**TASK REQUIREMENTS**.
Repeat the whole listing exactly.

[Data records]

- - -

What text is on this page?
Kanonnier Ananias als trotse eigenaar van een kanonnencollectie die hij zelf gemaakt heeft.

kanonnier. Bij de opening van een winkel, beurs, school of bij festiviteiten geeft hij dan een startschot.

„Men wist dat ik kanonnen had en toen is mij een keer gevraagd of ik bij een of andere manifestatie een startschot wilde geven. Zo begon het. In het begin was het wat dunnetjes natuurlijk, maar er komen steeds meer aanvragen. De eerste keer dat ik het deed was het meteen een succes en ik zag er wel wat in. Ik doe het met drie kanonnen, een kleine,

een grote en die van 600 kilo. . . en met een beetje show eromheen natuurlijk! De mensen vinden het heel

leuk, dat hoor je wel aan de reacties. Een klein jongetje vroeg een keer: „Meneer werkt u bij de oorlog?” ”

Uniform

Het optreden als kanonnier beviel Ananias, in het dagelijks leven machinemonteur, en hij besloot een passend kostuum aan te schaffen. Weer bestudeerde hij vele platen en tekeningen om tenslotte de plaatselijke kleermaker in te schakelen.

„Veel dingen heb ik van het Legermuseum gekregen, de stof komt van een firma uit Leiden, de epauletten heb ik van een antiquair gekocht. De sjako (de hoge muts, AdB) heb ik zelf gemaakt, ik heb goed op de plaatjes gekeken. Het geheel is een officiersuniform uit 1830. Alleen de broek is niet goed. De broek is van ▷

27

- - -

**OUTPUT BELOW**.
What text is on this page?
Kanonnier Ananias als trotse eigenaar van een kanonnencollectie die hij zelf gemaakt heeft.

kanonnier. Bij de opening van een winkel, beurs, school of bij festiviteiten geeft hij dan een startschot.

„Men wist dat ik kanonnen had en toen is mij een keer gevraagd of ik bij een of andere manifestatie een startschot wilde geven. Zo begon het. In het begin was het wat dunnetjes natuurlijk, maar er komen steeds meer aanvragen. De eerste keer dat ik het deed was het meteen een succes en ik zag er wel wat in. Ik doe het met drie kanonnen, een kleine,

een grote en die van 600 kilo. . . en met een beetje show eromheen natuurlijk! De mensen vinden het heel

leuk, dat hoor je wel aan de reacties. Een klein jongetje vroeg een keer: „Meneer werkt u bij de oorlog?” ”

Uniform

Het optreden als kanonnier beviel Ananias, in het dagelijks leven machinemonteur, en hij besloot een passend kostuum aan te schaffen. Weer bestudeerde hij vele platen en tekeningen om tenslotte de plaatselijke kleermaker in te schakelen.

„Veel dingen heb ik van het Legermuseum gekregen, de stof komt van een firma uit Leiden, de epauletten heb ik van een antiquair gekocht. De sjako (de hoge muts, AdB) heb ik zelf gemaakt, ik heb goed op de plaatjes gekeken. Het geheel is een officiersuniform uit 1830. Alleen de broek is niet goed. De broek is van ▷

27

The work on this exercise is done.